--- BEGIN RECORD EXTRACTS ---

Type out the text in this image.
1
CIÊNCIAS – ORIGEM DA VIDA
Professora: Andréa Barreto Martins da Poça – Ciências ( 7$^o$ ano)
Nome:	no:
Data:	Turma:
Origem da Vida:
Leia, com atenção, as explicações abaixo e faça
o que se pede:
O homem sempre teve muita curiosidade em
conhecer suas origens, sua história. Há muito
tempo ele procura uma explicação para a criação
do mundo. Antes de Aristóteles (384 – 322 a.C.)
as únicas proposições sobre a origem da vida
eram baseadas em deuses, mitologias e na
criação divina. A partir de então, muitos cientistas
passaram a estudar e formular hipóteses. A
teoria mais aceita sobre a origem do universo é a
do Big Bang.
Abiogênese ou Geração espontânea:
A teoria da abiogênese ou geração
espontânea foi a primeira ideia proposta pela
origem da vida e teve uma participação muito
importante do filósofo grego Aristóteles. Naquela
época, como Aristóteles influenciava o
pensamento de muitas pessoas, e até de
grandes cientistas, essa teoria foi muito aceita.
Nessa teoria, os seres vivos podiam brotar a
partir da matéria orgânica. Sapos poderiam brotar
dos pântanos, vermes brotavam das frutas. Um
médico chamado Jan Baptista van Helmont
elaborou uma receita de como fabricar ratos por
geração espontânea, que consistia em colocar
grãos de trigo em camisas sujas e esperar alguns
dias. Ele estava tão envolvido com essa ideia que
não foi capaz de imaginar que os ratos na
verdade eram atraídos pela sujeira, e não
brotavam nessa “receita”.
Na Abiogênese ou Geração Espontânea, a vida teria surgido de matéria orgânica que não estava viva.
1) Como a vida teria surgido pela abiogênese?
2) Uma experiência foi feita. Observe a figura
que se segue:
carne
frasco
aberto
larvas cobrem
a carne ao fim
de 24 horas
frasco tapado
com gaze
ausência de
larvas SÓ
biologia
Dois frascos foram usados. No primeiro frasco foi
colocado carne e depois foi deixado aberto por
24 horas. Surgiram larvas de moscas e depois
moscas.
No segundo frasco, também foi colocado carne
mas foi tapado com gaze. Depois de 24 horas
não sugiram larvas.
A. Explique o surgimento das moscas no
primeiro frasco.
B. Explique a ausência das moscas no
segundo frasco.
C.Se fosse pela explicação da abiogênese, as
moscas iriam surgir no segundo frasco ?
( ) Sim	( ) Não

--- END RECORD EXTRACTS ---

Copy each record from above without leaving any out.

EXERCISE SOLUTION —
Type out the text in this image.
1
CIÊNCIAS – ORIGEM DA VIDA
Professora: Andréa Barreto Martins da Poça – Ciências ( 7$^o$ ano)
Nome:	no:
Data:	Turma:
Origem da Vida:
Leia, com atenção, as explicações abaixo e faça
o que se pede:
O homem sempre teve muita curiosidade em
conhecer suas origens, sua história. Há muito
tempo ele procura uma explicação para a criação
do mundo. Antes de Aristóteles (384 – 322 a.C.)
as únicas proposições sobre a origem da vida
eram baseadas em deuses, mitologias e na
criação divina. A partir de então, muitos cientistas
passaram a estudar e formular hipóteses. A
teoria mais aceita sobre a origem do universo é a
do Big Bang.
Abiogênese ou Geração espontânea:
A teoria da abiogênese ou geração
espontânea foi a primeira ideia proposta pela
origem da vida e teve uma participação muito
importante do filósofo grego Aristóteles. Naquela
época, como Aristóteles influenciava o
pensamento de muitas pessoas, e até de
grandes cientistas, essa teoria foi muito aceita.
Nessa teoria, os seres vivos podiam brotar a
partir da matéria orgânica. Sapos poderiam brotar
dos pântanos, vermes brotavam das frutas. Um
médico chamado Jan Baptista van Helmont
elaborou uma receita de como fabricar ratos por
geração espontânea, que consistia em colocar
grãos de trigo em camisas sujas e esperar alguns
dias. Ele estava tão envolvido com essa ideia que
não foi capaz de imaginar que os ratos na
verdade eram atraídos pela sujeira, e não
brotavam nessa “receita”.
Na Abiogênese ou Geração Espontânea, a vida teria surgido de matéria orgânica que não estava viva.
1) Como a vida teria surgido pela abiogênese?
2) Uma experiência foi feita. Observe a figura
que se segue:
carne
frasco
aberto
larvas cobrem
a carne ao fim
de 24 horas
frasco tapado
com gaze
ausência de
larvas SÓ
biologia
Dois frascos foram usados. No primeiro frasco foi
colocado carne e depois foi deixado aberto por
24 horas. Surgiram larvas de moscas e depois
moscas.
No segundo frasco, também foi colocado carne
mas foi tapado com gaze. Depois de 24 horas
não sugiram larvas.
A. Explique o surgimento das moscas no
primeiro frasco.
B. Explique a ausência das moscas no
segundo frasco.
C.Se fosse pela explicação da abiogênese, as
moscas iriam surgir no segundo frasco ?
( ) Sim	( ) Não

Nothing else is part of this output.